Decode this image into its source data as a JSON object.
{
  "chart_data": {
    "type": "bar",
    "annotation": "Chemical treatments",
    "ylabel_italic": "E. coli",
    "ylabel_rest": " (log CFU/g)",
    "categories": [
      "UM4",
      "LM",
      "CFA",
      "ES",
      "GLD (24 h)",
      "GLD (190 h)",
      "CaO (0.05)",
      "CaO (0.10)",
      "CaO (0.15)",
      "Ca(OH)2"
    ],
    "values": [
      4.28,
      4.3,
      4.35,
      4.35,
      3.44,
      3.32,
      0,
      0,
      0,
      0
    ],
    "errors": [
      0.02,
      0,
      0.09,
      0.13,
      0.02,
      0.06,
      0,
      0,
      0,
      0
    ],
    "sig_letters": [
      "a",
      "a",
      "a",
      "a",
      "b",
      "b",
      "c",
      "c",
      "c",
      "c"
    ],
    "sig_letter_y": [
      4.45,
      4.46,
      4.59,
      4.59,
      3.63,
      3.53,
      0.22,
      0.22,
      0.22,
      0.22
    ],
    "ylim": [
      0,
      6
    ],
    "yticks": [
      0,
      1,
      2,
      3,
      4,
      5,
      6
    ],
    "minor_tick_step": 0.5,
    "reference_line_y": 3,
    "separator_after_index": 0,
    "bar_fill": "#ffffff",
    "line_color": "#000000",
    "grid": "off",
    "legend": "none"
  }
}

:: Task objective ::
Retype every record above exactly as written.

:: Answer to the exercise ::
Decode this image into its source data as a JSON object.
{
  "chart_data": {
    "type": "bar",
    "annotation": "Chemical treatments",
    "ylabel_italic": "E. coli",
    "ylabel_rest": " (log CFU/g)",
    "categories": [
      "UM4",
      "LM",
      "CFA",
      "ES",
      "GLD (24 h)",
      "GLD (190 h)",
      "CaO (0.05)",
      "CaO (0.10)",
      "CaO (0.15)",
      "Ca(OH)2"
    ],
    "values": [
      4.28,
      4.3,
      4.35,
      4.35,
      3.44,
      3.32,
      0,
      0,
      0,
      0
    ],
    "errors": [
      0.02,
      0,
      0.09,
      0.13,
      0.02,
      0.06,
      0,
      0,
      0,
      0
    ],
    "sig_letters": [
      "a",
      "a",
      "a",
      "a",
      "b",
      "b",
      "c",
      "c",
      "c",
      "c"
    ],
    "sig_letter_y": [
      4.45,
      4.46,
      4.59,
      4.59,
      3.63,
      3.53,
      0.22,
      0.22,
      0.22,
      0.22
    ],
    "ylim": [
      0,
      6
    ],
    "yticks": [
      0,
      1,
      2,
      3,
      4,
      5,
      6
    ],
    "minor_tick_step": 0.5,
    "reference_line_y": 3,
    "separator_after_index": 0,
    "bar_fill": "#ffffff",
    "line_color": "#000000",
    "grid": "off",
    "legend": "none"
  }
}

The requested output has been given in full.